━━━ Information supplied ━━━
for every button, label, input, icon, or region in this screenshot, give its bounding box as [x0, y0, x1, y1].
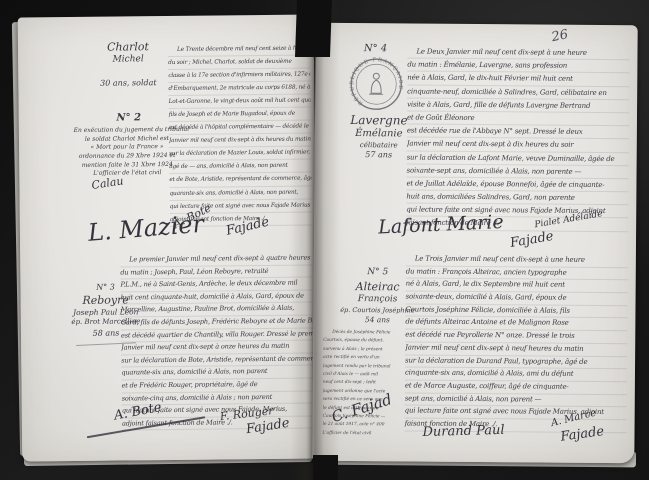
marginal-note-line: L'officier de l'état civil [322, 429, 416, 438]
death-act-entry-4-text: Le Deux Janvier mil neuf cent dix-sept à… [406, 45, 629, 231]
binding-gap-bottom [313, 455, 338, 480]
signature-durand: Durand Paul [422, 423, 504, 440]
right-page: 26 N° 4 RÉPUBLIQUE FRANÇAISE Lavergne Ém… [312, 23, 637, 464]
signature-fajade-paraph: Fajade [509, 229, 555, 251]
marianne-figure-icon [369, 73, 383, 94]
marginal-note-line: acte rectifié en vertu d'un [323, 354, 417, 363]
death-act-entry-2-text: Le Trente décembre mil neuf cent seize à… [168, 43, 312, 227]
left-page: Charlot Michel 30 ans, soldat N° 2 En ex… [18, 14, 319, 461]
act-number-entry-4: N° 4 [335, 43, 415, 55]
signature-lafont: Lafont Marie [378, 211, 504, 239]
death-act-entry-5-text: Le Trois Janvier mil neuf cent dix-sept … [405, 253, 628, 432]
act-number-entry-5: N° 5 [348, 267, 408, 277]
republique-francaise-stamp: RÉPUBLIQUE FRANÇAISE [349, 57, 403, 111]
binding-gap-top [295, 0, 332, 57]
folio-number: 26 [550, 27, 569, 45]
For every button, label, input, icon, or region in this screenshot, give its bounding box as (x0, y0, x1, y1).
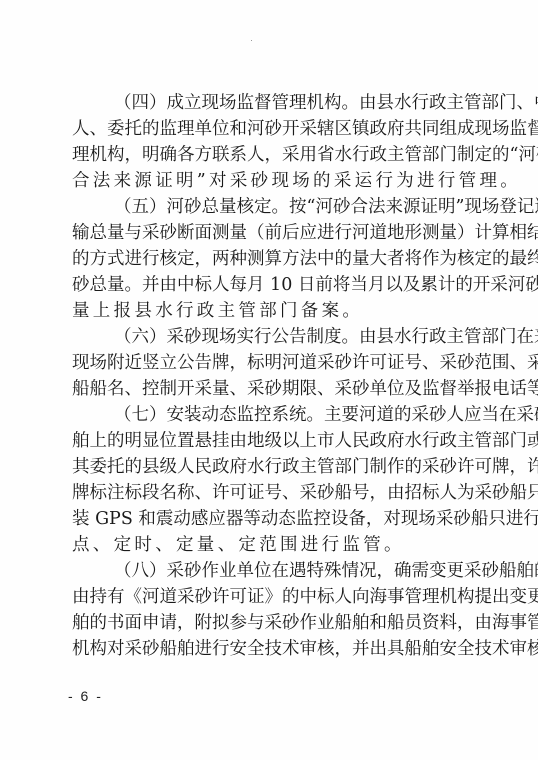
━━━
> Problem details: How many lines of the data above contain the string "icon"? Case counts, so give the number only.

> Result of this task: 3